## WHAT IS EXPECTED
Give back the entire listing verbatim.

= = = = =

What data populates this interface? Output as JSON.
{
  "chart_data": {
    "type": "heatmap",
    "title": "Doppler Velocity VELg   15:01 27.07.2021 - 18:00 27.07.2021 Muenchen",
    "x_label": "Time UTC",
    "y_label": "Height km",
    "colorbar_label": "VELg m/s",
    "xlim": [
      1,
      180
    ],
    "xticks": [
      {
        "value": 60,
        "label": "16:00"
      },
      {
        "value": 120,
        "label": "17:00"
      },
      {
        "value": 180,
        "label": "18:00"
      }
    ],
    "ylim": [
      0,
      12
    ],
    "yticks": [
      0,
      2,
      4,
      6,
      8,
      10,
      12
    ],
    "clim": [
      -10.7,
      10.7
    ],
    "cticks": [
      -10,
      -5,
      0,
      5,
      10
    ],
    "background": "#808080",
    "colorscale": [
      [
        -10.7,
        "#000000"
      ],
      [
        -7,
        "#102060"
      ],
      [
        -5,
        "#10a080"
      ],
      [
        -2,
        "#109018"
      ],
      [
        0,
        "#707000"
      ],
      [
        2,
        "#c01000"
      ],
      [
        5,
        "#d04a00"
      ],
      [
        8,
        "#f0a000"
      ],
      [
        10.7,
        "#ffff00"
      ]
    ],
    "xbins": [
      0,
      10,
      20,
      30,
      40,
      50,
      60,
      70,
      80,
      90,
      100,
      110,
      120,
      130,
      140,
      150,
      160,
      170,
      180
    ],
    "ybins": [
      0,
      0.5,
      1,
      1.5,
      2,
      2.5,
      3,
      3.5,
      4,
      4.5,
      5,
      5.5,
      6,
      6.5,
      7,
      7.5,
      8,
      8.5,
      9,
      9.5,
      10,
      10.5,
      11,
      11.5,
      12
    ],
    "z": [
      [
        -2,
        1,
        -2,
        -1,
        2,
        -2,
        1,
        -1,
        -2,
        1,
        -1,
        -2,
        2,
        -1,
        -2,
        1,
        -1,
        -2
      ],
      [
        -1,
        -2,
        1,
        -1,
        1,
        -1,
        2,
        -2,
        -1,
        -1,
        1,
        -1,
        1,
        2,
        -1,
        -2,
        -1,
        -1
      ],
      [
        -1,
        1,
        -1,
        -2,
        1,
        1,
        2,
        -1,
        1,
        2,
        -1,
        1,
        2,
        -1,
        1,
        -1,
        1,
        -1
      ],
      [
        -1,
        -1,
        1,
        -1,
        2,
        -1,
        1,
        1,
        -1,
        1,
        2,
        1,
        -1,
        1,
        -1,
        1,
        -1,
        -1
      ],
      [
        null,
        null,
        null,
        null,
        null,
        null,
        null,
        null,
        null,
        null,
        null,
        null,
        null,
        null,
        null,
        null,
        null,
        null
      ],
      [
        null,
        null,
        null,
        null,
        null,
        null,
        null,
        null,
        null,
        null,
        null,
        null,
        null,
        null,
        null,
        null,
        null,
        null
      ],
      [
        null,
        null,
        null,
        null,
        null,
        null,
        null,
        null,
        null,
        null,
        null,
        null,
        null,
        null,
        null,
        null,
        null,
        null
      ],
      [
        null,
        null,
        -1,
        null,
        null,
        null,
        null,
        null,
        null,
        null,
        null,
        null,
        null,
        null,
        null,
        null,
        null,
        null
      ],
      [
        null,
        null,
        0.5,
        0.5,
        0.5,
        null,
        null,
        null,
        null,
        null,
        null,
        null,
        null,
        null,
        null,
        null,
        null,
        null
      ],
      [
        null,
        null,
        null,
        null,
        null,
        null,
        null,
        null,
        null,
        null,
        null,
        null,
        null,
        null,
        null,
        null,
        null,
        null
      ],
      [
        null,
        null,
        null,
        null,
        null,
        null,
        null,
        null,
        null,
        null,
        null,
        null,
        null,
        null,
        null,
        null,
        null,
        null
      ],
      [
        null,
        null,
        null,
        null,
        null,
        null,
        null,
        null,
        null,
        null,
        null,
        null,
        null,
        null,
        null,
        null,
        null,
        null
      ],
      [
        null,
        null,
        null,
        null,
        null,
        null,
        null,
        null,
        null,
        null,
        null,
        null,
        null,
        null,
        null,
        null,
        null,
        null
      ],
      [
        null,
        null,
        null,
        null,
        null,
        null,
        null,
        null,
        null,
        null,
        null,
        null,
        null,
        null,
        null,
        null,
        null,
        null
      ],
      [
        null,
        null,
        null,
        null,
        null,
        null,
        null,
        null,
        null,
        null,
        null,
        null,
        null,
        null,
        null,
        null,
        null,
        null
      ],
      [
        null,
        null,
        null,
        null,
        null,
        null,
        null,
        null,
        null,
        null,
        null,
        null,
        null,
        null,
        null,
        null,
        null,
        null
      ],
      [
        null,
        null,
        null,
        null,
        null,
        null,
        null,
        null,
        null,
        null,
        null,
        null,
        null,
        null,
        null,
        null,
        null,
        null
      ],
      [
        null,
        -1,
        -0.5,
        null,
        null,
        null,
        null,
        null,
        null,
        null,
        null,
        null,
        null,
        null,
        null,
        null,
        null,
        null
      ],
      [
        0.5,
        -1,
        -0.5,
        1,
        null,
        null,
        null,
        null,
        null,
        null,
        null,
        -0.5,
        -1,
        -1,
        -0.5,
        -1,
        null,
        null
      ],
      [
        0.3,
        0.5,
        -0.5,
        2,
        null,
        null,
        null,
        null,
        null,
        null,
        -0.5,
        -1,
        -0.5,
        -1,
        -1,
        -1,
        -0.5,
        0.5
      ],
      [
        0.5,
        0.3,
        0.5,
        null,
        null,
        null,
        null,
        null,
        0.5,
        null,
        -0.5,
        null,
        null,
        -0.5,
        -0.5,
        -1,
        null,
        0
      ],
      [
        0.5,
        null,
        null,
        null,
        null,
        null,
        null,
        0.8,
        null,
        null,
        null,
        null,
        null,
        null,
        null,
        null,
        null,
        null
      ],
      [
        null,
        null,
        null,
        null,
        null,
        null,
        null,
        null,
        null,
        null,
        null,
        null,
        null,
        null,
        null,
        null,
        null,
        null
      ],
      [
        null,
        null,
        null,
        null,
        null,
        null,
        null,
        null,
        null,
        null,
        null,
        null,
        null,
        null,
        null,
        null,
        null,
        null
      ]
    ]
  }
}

= = = = =

## SOLUTION TO THIS PROBLEM
What data populates this interface? Output as JSON.
{
  "chart_data": {
    "type": "heatmap",
    "title": "Doppler Velocity VELg   15:01 27.07.2021 - 18:00 27.07.2021 Muenchen",
    "x_label": "Time UTC",
    "y_label": "Height km",
    "colorbar_label": "VELg m/s",
    "xlim": [
      1,
      180
    ],
    "xticks": [
      {
        "value": 60,
        "label": "16:00"
      },
      {
        "value": 120,
        "label": "17:00"
      },
      {
        "value": 180,
        "label": "18:00"
      }
    ],
    "ylim": [
      0,
      12
    ],
    "yticks": [
      0,
      2,
      4,
      6,
      8,
      10,
      12
    ],
    "clim": [
      -10.7,
      10.7
    ],
    "cticks": [
      -10,
      -5,
      0,
      5,
      10
    ],
    "background": "#808080",
    "colorscale": [
      [
        -10.7,
        "#000000"
      ],
      [
        -7,
        "#102060"
      ],
      [
        -5,
        "#10a080"
      ],
      [
        -2,
        "#109018"
      ],
      [
        0,
        "#707000"
      ],
      [
        2,
        "#c01000"
      ],
      [
        5,
        "#d04a00"
      ],
      [
        8,
        "#f0a000"
      ],
      [
        10.7,
        "#ffff00"
      ]
    ],
    "xbins": [
      0,
      10,
      20,
      30,
      40,
      50,
      60,
      70,
      80,
      90,
      100,
      110,
      120,
      130,
      140,
      150,
      160,
      170,
      180
    ],
    "ybins": [
      0,
      0.5,
      1,
      1.5,
      2,
      2.5,
      3,
      3.5,
      4,
      4.5,
      5,
      5.5,
      6,
      6.5,
      7,
      7.5,
      8,
      8.5,
      9,
      9.5,
      10,
      10.5,
      11,
      11.5,
      12
    ],
    "z": [
      [
        -2,
        1,
        -2,
        -1,
        2,
        -2,
        1,
        -1,
        -2,
        1,
        -1,
        -2,
        2,
        -1,
        -2,
        1,
        -1,
        -2
      ],
      [
        -1,
        -2,
        1,
        -1,
        1,
        -1,
        2,
        -2,
        -1,
        -1,
        1,
        -1,
        1,
        2,
        -1,
        -2,
        -1,
        -1
      ],
      [
        -1,
        1,
        -1,
        -2,
        1,
        1,
        2,
        -1,
        1,
        2,
        -1,
        1,
        2,
        -1,
        1,
        -1,
        1,
        -1
      ],
      [
        -1,
        -1,
        1,
        -1,
        2,
        -1,
        1,
        1,
        -1,
        1,
        2,
        1,
        -1,
        1,
        -1,
        1,
        -1,
        -1
      ],
      [
        null,
        null,
        null,
        null,
        null,
        null,
        null,
        null,
        null,
        null,
        null,
        null,
        null,
        null,
        null,
        null,
        null,
        null
      ],
      [
        null,
        null,
        null,
        null,
        null,
        null,
        null,
        null,
        null,
        null,
        null,
        null,
        null,
        null,
        null,
        null,
        null,
        null
      ],
      [
        null,
        null,
        null,
        null,
        null,
        null,
        null,
        null,
        null,
        null,
        null,
        null,
        null,
        null,
        null,
        null,
        null,
        null
      ],
      [
        null,
        null,
        -1,
        null,
        null,
        null,
        null,
        null,
        null,
        null,
        null,
        null,
        null,
        null,
        null,
        null,
        null,
        null
      ],
      [
        null,
        null,
        0.5,
        0.5,
        0.5,
        null,
        null,
        null,
        null,
        null,
        null,
        null,
        null,
        null,
        null,
        null,
        null,
        null
      ],
      [
        null,
        null,
        null,
        null,
        null,
        null,
        null,
        null,
        null,
        null,
        null,
        null,
        null,
        null,
        null,
        null,
        null,
        null
      ],
      [
        null,
        null,
        null,
        null,
        null,
        null,
        null,
        null,
        null,
        null,
        null,
        null,
        null,
        null,
        null,
        null,
        null,
        null
      ],
      [
        null,
        null,
        null,
        null,
        null,
        null,
        null,
        null,
        null,
        null,
        null,
        null,
        null,
        null,
        null,
        null,
        null,
        null
      ],
      [
        null,
        null,
        null,
        null,
        null,
        null,
        null,
        null,
        null,
        null,
        null,
        null,
        null,
        null,
        null,
        null,
        null,
        null
      ],
      [
        null,
        null,
        null,
        null,
        null,
        null,
        null,
        null,
        null,
        null,
        null,
        null,
        null,
        null,
        null,
        null,
        null,
        null
      ],
      [
        null,
        null,
        null,
        null,
        null,
        null,
        null,
        null,
        null,
        null,
        null,
        null,
        null,
        null,
        null,
        null,
        null,
        null
      ],
      [
        null,
        null,
        null,
        null,
        null,
        null,
        null,
        null,
        null,
        null,
        null,
        null,
        null,
        null,
        null,
        null,
        null,
        null
      ],
      [
        null,
        null,
        null,
        null,
        null,
        null,
        null,
        null,
        null,
        null,
        null,
        null,
        null,
        null,
        null,
        null,
        null,
        null
      ],
      [
        null,
        -1,
        -0.5,
        null,
        null,
        null,
        null,
        null,
        null,
        null,
        null,
        null,
        null,
        null,
        null,
        null,
        null,
        null
      ],
      [
        0.5,
        -1,
        -0.5,
        1,
        null,
        null,
        null,
        null,
        null,
        null,
        null,
        -0.5,
        -1,
        -1,
        -0.5,
        -1,
        null,
        null
      ],
      [
        0.3,
        0.5,
        -0.5,
        2,
        null,
        null,
        null,
        null,
        null,
        null,
        -0.5,
        -1,
        -0.5,
        -1,
        -1,
        -1,
        -0.5,
        0.5
      ],
      [
        0.5,
        0.3,
        0.5,
        null,
        null,
        null,
        null,
        null,
        0.5,
        null,
        -0.5,
        null,
        null,
        -0.5,
        -0.5,
        -1,
        null,
        0
      ],
      [
        0.5,
        null,
        null,
        null,
        null,
        null,
        null,
        0.8,
        null,
        null,
        null,
        null,
        null,
        null,
        null,
        null,
        null,
        null
      ],
      [
        null,
        null,
        null,
        null,
        null,
        null,
        null,
        null,
        null,
        null,
        null,
        null,
        null,
        null,
        null,
        null,
        null,
        null
      ],
      [
        null,
        null,
        null,
        null,
        null,
        null,
        null,
        null,
        null,
        null,
        null,
        null,
        null,
        null,
        null,
        null,
        null,
        null
      ]
    ]
  }
}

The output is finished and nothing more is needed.